__Input rows__
----

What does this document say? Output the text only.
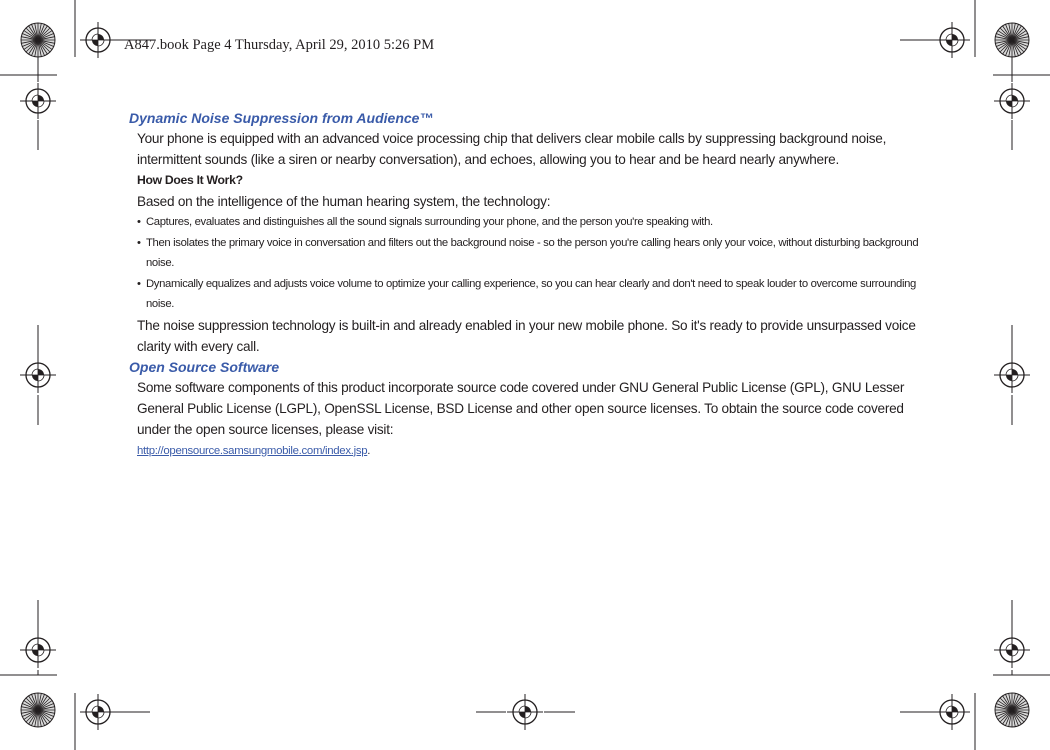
A847.book Page 4 Thursday, April 29, 2010 5:26 PM
Dynamic Noise Suppression from Audience™

Your phone is equipped with an advanced voice processing chip that delivers clear mobile calls by suppressing background noise, intermittent sounds (like a siren or nearby conversation), and echoes, allowing you to hear and be heard nearly anywhere.

How Does It Work?

Based on the intelligence of the human hearing system, the technology:

• Captures, evaluates and distinguishes all the sound signals surrounding your phone, and the person you're speaking with.
• Then isolates the primary voice in conversation and filters out the background noise - so the person you're calling hears only your voice, without disturbing background noise.
• Dynamically equalizes and adjusts voice volume to optimize your calling experience, so you can hear clearly and don't need to speak louder to overcome surrounding noise.

The noise suppression technology is built-in and already enabled in your new mobile phone. So it's ready to provide unsurpassed voice clarity with every call.

Open Source Software

Some software components of this product incorporate source code covered under GNU General Public License (GPL), GNU Lesser General Public License (LGPL), OpenSSL License, BSD License and other open source licenses. To obtain the source code covered under the open source licenses, please visit:

http://opensource.samsungmobile.com/index.jsp.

----

Reproduce all of the material above word for word. Omit the pictures.

__Full response__
What does this document say? Output the text only.
A847.book Page 4 Thursday, April 29, 2010 5:26 PM
Dynamic Noise Suppression from Audience™

Your phone is equipped with an advanced voice processing chip that delivers clear mobile calls by suppressing background noise, intermittent sounds (like a siren or nearby conversation), and echoes, allowing you to hear and be heard nearly anywhere.

How Does It Work?

Based on the intelligence of the human hearing system, the technology:

• Captures, evaluates and distinguishes all the sound signals surrounding your phone, and the person you're speaking with.
• Then isolates the primary voice in conversation and filters out the background noise - so the person you're calling hears only your voice, without disturbing background noise.
• Dynamically equalizes and adjusts voice volume to optimize your calling experience, so you can hear clearly and don't need to speak louder to overcome surrounding noise.

The noise suppression technology is built-in and already enabled in your new mobile phone. So it's ready to provide unsurpassed voice clarity with every call.

Open Source Software

Some software components of this product incorporate source code covered under GNU General Public License (GPL), GNU Lesser General Public License (LGPL), OpenSSL License, BSD License and other open source licenses. To obtain the source code covered under the open source licenses, please visit:

http://opensource.samsungmobile.com/index.jsp.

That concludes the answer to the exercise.